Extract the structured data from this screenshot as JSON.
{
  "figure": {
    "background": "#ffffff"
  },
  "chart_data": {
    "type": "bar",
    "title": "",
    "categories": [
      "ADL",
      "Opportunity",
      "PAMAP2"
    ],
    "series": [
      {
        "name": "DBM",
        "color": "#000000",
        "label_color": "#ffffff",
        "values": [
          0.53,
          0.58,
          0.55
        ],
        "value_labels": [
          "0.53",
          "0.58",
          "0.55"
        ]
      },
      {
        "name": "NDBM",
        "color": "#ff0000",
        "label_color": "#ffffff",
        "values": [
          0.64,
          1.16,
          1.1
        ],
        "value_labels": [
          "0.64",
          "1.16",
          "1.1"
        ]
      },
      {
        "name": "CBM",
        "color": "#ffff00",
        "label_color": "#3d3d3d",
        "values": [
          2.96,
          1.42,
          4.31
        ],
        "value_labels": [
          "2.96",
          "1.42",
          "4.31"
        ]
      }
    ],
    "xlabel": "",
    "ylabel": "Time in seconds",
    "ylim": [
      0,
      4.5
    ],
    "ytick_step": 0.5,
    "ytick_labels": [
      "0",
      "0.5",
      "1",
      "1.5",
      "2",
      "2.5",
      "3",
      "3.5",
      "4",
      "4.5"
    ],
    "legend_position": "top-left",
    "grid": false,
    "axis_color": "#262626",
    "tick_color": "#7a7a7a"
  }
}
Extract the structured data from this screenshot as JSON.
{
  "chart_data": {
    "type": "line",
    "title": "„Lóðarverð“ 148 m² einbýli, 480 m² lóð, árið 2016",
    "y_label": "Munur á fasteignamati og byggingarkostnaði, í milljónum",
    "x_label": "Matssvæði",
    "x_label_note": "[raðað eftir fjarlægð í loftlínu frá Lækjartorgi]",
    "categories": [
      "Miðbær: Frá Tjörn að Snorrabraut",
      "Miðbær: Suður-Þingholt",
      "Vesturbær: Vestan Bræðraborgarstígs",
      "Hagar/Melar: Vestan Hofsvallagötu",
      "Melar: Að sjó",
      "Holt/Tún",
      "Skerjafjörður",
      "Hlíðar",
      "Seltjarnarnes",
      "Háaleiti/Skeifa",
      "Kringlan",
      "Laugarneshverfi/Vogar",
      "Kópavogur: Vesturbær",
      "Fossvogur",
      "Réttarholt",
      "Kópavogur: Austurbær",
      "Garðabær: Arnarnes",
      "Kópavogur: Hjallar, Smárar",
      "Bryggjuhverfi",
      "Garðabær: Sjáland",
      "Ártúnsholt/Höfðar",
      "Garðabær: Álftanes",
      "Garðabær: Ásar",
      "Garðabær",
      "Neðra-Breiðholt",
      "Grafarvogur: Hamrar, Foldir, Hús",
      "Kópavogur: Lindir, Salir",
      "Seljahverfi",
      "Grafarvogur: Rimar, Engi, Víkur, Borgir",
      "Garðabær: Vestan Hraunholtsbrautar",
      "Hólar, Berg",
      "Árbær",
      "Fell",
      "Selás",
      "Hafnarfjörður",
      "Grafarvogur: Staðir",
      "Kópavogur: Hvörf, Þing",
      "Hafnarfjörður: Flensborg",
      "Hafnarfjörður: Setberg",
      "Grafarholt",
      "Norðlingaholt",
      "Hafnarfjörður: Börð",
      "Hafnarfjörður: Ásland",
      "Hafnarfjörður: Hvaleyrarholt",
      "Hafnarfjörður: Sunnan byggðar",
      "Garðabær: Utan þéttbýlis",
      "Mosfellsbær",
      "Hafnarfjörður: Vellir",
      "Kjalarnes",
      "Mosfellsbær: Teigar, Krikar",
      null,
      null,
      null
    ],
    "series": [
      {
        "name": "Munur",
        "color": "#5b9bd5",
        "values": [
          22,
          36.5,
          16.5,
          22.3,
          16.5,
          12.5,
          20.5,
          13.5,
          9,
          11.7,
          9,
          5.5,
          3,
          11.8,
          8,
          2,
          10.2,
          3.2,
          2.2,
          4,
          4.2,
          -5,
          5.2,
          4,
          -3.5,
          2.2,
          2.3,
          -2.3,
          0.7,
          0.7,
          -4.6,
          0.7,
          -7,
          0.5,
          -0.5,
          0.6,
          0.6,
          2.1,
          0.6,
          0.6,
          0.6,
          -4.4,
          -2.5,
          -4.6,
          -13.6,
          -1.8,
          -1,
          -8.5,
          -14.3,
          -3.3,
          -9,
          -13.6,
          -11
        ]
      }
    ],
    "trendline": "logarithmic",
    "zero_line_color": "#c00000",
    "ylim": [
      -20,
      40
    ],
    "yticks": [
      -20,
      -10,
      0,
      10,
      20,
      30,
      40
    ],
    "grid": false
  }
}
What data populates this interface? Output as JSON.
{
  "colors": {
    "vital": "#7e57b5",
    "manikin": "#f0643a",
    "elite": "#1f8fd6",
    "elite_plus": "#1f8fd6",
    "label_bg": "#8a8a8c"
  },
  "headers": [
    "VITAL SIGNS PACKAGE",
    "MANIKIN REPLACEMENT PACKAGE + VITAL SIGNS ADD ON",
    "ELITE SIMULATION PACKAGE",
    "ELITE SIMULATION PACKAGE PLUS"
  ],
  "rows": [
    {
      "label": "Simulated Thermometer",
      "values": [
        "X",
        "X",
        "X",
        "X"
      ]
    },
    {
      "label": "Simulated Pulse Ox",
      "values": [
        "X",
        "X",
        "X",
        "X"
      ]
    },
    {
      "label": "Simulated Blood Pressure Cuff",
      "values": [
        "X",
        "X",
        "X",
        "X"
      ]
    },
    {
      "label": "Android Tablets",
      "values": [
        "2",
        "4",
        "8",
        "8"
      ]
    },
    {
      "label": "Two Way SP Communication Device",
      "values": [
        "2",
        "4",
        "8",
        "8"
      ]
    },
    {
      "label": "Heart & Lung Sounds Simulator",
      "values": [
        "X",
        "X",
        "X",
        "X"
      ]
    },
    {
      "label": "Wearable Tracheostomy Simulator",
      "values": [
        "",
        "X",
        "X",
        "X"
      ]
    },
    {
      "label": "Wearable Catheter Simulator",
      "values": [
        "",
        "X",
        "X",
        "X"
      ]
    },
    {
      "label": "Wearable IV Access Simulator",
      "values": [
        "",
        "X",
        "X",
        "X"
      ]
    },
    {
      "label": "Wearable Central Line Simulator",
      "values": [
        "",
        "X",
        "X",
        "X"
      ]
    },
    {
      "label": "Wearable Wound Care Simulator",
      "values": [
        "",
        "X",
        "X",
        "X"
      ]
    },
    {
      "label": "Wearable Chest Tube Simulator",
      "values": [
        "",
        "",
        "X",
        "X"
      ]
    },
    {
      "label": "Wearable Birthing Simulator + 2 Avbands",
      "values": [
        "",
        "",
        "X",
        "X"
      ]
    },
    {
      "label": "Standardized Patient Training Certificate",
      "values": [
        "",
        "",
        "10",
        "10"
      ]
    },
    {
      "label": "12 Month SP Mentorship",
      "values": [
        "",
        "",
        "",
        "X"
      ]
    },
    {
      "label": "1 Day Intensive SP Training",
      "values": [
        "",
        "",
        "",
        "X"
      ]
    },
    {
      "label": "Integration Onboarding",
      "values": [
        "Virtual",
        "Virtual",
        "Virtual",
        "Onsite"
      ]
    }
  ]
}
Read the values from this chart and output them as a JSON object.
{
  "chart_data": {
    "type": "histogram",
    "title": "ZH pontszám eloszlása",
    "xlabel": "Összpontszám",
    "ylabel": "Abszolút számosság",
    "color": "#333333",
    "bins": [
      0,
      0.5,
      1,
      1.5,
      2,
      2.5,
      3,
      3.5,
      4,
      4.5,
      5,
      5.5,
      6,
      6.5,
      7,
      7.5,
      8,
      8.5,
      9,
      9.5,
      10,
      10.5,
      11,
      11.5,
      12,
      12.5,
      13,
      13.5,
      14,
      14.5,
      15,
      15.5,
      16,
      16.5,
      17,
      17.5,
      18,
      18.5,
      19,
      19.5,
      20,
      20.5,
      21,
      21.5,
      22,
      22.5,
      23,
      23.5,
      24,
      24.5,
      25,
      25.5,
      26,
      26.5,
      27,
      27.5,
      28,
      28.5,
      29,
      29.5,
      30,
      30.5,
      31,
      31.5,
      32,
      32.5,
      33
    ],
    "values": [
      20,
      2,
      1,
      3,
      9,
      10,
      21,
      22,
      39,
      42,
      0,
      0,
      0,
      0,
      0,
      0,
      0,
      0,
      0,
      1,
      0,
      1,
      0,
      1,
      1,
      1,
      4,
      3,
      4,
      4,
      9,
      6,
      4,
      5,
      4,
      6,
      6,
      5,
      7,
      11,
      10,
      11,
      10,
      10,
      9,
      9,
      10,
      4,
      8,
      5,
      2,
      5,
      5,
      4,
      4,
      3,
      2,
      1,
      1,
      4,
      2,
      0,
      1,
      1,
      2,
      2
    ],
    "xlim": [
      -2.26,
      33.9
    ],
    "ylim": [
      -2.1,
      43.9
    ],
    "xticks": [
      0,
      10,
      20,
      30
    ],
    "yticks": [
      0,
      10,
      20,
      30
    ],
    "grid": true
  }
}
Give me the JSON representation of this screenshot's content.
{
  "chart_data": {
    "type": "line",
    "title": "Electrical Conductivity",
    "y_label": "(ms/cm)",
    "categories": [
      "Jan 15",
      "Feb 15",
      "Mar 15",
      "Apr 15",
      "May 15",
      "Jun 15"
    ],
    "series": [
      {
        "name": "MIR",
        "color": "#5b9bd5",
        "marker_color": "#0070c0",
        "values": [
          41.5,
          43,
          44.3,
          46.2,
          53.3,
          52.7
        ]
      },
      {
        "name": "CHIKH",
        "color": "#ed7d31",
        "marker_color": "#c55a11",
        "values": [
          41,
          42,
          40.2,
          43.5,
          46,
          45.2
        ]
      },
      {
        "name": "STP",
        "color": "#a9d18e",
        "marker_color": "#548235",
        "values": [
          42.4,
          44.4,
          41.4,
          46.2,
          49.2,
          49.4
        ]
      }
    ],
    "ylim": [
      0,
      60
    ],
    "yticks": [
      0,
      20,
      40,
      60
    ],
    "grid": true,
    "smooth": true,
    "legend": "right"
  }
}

------

Stated exercise: Write down only the number of lines that contain the string "Vestan" in the listing.

Result of the exercise: 3